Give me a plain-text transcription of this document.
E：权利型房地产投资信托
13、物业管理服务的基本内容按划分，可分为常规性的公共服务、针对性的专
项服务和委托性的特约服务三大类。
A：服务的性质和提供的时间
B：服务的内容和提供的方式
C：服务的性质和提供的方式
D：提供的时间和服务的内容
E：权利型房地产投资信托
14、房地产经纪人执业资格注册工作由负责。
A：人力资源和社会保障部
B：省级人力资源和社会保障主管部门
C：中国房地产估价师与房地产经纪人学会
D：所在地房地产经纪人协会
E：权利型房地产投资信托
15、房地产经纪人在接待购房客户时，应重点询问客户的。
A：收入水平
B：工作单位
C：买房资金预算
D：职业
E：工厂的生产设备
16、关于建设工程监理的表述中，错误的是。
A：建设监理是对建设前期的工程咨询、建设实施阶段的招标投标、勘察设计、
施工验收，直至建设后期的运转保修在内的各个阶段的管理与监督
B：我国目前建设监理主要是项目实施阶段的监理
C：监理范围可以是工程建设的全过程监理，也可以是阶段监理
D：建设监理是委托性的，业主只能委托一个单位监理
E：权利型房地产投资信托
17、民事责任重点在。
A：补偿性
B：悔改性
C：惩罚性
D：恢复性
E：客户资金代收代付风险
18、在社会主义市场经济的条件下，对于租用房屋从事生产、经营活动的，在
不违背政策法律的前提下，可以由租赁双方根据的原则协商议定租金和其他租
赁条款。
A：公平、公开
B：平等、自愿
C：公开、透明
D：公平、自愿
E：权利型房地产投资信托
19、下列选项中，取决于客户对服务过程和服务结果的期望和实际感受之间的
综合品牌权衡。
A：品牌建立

◇ ◇ ◇ ◇ ◇

== SHORT PROBLEM ==
Reproduce the entries above in full, verbatim.

== REPLY ==
Give me a plain-text transcription of this document.
E：权利型房地产投资信托
13、物业管理服务的基本内容按划分，可分为常规性的公共服务、针对性的专
项服务和委托性的特约服务三大类。
A：服务的性质和提供的时间
B：服务的内容和提供的方式
C：服务的性质和提供的方式
D：提供的时间和服务的内容
E：权利型房地产投资信托
14、房地产经纪人执业资格注册工作由负责。
A：人力资源和社会保障部
B：省级人力资源和社会保障主管部门
C：中国房地产估价师与房地产经纪人学会
D：所在地房地产经纪人协会
E：权利型房地产投资信托
15、房地产经纪人在接待购房客户时，应重点询问客户的。
A：收入水平
B：工作单位
C：买房资金预算
D：职业
E：工厂的生产设备
16、关于建设工程监理的表述中，错误的是。
A：建设监理是对建设前期的工程咨询、建设实施阶段的招标投标、勘察设计、
施工验收，直至建设后期的运转保修在内的各个阶段的管理与监督
B：我国目前建设监理主要是项目实施阶段的监理
C：监理范围可以是工程建设的全过程监理，也可以是阶段监理
D：建设监理是委托性的，业主只能委托一个单位监理
E：权利型房地产投资信托
17、民事责任重点在。
A：补偿性
B：悔改性
C：惩罚性
D：恢复性
E：客户资金代收代付风险
18、在社会主义市场经济的条件下，对于租用房屋从事生产、经营活动的，在
不违背政策法律的前提下，可以由租赁双方根据的原则协商议定租金和其他租
赁条款。
A：公平、公开
B：平等、自愿
C：公开、透明
D：公平、自愿
E：权利型房地产投资信托
19、下列选项中，取决于客户对服务过程和服务结果的期望和实际感受之间的
综合品牌权衡。
A：品牌建立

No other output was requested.